__Provided material__.
▼
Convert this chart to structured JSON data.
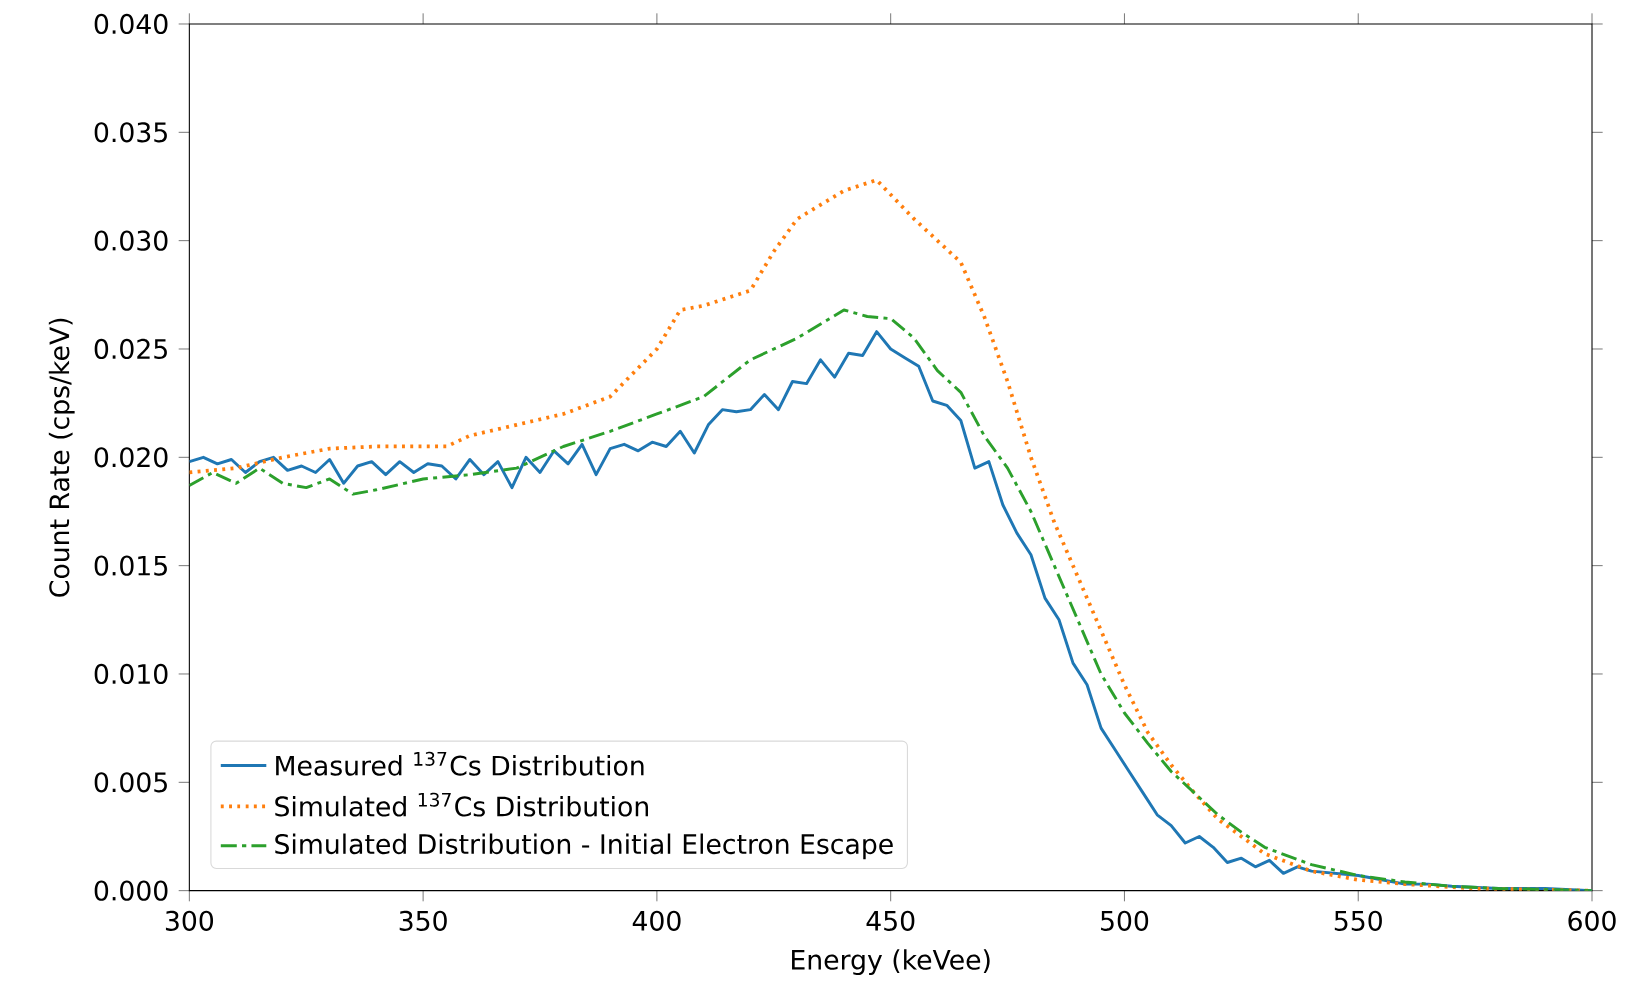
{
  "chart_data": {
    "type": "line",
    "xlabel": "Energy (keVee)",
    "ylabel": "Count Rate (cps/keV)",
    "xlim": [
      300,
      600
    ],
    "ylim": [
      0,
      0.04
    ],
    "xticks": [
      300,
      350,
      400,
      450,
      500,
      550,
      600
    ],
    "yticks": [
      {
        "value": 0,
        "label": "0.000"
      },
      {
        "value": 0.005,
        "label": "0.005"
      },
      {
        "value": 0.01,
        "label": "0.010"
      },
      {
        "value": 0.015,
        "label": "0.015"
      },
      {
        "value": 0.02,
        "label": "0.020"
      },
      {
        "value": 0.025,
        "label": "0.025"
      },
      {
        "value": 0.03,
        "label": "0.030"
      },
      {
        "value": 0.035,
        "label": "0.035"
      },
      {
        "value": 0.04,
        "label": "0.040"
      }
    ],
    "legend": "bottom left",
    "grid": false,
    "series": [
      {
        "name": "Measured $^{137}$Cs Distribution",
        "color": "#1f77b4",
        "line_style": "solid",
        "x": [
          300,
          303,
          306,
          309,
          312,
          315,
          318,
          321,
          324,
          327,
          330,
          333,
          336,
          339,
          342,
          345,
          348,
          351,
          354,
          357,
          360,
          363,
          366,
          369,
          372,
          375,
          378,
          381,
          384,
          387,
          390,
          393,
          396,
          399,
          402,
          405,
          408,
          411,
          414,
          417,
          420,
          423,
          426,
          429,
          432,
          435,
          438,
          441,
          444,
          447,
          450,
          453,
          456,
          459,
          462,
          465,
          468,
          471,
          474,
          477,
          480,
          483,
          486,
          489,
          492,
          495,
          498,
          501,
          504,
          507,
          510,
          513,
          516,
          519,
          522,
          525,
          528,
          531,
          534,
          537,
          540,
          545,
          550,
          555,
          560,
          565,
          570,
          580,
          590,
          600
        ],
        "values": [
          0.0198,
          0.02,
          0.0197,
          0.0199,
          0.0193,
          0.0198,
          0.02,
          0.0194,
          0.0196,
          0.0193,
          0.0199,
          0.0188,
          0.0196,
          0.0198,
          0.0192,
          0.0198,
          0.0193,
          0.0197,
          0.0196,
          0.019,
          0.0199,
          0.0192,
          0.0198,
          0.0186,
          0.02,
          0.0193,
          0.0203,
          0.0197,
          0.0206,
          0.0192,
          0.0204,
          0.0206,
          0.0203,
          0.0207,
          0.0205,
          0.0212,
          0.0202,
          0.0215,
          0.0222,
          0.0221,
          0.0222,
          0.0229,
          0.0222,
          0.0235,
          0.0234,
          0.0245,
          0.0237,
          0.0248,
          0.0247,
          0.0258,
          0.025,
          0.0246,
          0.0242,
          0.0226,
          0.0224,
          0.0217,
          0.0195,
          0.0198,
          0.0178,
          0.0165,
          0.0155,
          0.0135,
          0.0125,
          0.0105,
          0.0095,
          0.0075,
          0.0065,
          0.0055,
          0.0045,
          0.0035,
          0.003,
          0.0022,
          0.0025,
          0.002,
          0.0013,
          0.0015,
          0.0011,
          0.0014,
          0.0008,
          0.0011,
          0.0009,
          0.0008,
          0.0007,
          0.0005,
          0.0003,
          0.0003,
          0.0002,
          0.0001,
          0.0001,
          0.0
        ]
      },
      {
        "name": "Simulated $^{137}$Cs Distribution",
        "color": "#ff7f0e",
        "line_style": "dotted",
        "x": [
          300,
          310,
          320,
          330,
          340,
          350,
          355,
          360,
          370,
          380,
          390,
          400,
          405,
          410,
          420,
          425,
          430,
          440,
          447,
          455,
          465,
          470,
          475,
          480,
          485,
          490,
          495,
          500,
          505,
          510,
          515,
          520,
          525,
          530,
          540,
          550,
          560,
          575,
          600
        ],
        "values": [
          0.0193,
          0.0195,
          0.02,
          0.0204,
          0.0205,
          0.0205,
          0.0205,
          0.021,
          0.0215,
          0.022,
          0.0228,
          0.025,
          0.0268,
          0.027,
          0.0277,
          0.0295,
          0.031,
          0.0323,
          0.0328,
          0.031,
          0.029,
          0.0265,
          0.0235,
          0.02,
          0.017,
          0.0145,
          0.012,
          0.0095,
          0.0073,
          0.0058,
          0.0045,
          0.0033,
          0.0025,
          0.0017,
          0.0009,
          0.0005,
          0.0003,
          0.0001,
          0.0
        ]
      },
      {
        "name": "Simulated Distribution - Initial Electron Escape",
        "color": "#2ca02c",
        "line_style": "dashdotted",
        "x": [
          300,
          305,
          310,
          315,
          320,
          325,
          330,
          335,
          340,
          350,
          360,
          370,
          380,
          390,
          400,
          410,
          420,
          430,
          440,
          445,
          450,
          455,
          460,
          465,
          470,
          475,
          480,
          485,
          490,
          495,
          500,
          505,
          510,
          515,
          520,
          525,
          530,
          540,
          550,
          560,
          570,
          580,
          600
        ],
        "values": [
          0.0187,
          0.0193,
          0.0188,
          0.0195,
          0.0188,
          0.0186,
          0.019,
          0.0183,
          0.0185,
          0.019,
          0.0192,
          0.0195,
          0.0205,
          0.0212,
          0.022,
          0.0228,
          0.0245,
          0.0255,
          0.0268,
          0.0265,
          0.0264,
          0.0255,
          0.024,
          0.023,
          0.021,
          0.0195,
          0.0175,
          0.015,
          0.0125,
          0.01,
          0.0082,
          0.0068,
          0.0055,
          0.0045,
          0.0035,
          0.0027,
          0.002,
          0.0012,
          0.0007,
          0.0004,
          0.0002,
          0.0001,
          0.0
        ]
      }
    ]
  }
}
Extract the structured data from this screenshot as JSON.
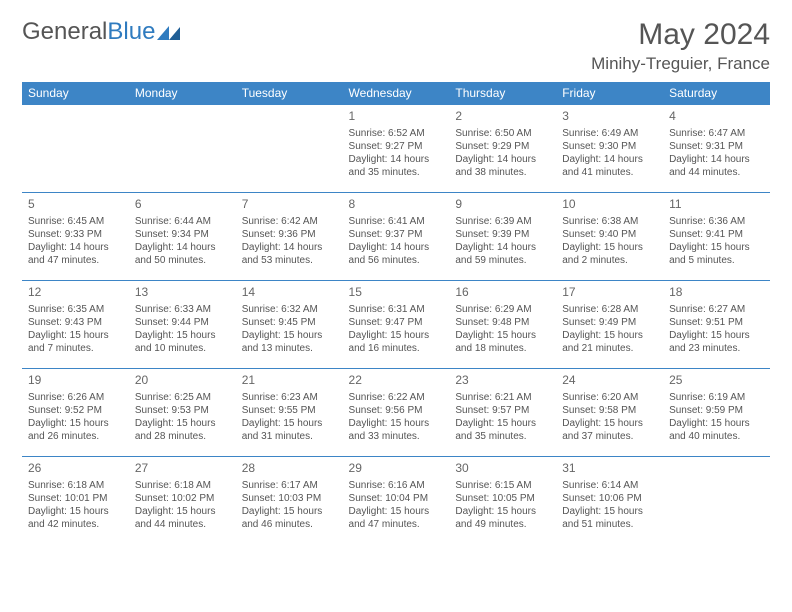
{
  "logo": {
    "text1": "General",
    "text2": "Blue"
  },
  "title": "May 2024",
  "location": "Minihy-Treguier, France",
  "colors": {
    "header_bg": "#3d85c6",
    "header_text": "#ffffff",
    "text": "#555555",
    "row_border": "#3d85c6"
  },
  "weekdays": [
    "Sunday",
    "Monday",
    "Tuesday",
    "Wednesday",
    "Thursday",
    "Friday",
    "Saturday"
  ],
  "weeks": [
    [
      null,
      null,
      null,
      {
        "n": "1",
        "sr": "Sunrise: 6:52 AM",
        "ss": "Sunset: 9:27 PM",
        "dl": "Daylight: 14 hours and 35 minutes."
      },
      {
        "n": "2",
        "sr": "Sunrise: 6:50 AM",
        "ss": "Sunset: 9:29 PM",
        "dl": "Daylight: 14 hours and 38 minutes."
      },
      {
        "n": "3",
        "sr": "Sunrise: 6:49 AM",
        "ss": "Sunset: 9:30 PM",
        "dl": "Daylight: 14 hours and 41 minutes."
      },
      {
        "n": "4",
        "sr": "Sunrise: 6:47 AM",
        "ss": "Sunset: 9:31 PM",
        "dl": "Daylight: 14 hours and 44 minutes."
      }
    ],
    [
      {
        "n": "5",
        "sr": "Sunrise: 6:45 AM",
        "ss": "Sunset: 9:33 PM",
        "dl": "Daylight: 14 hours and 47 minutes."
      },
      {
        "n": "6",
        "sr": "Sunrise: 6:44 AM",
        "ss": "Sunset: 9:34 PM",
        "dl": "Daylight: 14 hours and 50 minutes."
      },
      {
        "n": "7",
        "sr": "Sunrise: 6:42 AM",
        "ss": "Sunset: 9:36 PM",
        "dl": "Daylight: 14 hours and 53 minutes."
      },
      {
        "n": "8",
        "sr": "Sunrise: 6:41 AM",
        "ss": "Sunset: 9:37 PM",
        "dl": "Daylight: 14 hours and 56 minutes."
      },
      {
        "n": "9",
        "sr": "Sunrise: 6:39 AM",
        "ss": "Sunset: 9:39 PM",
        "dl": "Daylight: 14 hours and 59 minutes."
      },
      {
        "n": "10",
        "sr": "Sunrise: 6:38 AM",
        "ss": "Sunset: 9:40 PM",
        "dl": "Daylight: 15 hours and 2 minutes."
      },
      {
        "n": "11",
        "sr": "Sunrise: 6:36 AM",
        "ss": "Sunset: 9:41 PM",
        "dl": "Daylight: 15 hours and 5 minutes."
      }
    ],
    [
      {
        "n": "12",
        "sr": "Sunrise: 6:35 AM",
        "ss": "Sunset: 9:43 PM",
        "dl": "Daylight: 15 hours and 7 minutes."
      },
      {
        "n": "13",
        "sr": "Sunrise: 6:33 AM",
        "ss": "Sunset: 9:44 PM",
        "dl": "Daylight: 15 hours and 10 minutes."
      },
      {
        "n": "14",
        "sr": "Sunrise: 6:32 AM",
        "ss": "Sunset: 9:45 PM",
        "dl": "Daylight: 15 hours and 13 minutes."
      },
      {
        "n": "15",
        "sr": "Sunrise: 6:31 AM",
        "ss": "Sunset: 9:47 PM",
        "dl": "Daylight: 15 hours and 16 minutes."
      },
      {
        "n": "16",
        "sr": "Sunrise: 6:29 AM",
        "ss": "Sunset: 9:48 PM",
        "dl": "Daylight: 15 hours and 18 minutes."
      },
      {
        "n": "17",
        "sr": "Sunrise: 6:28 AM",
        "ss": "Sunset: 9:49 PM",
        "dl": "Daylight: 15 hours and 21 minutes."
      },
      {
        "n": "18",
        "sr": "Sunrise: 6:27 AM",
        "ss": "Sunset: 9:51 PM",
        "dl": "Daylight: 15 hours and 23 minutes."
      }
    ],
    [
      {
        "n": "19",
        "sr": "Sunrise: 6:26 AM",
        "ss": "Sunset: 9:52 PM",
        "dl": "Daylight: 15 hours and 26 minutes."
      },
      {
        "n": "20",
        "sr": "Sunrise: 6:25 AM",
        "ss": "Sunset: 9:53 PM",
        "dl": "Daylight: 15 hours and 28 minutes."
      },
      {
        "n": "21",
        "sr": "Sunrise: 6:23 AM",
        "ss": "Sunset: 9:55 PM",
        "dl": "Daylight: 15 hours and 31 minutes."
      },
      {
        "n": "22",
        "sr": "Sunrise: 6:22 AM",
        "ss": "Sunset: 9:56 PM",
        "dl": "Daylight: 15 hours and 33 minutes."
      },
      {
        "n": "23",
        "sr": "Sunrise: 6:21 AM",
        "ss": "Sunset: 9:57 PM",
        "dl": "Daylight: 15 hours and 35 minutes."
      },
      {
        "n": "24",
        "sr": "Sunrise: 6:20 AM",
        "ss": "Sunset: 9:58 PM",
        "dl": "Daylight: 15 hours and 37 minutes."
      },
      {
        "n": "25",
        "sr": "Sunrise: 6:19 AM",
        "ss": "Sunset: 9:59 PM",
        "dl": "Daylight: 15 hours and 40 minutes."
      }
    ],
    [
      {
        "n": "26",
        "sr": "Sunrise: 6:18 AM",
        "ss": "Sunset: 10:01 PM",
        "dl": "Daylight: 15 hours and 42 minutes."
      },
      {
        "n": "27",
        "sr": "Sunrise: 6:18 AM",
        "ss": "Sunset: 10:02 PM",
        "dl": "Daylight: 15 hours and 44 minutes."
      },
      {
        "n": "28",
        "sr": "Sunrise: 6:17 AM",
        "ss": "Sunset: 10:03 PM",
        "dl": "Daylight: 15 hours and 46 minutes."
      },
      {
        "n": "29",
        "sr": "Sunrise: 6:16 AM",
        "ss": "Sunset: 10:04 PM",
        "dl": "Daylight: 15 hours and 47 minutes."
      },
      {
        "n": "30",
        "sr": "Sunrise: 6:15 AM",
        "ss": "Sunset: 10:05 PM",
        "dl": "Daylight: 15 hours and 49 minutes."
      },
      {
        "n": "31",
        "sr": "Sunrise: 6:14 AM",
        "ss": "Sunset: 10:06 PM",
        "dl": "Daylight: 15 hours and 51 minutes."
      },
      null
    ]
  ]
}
▲
Track down every line holding the string "JSON" and copy it.

__Task answer__.
Convert this chart to structured JSON data.
Extract the structured data from this screenshot as JSON.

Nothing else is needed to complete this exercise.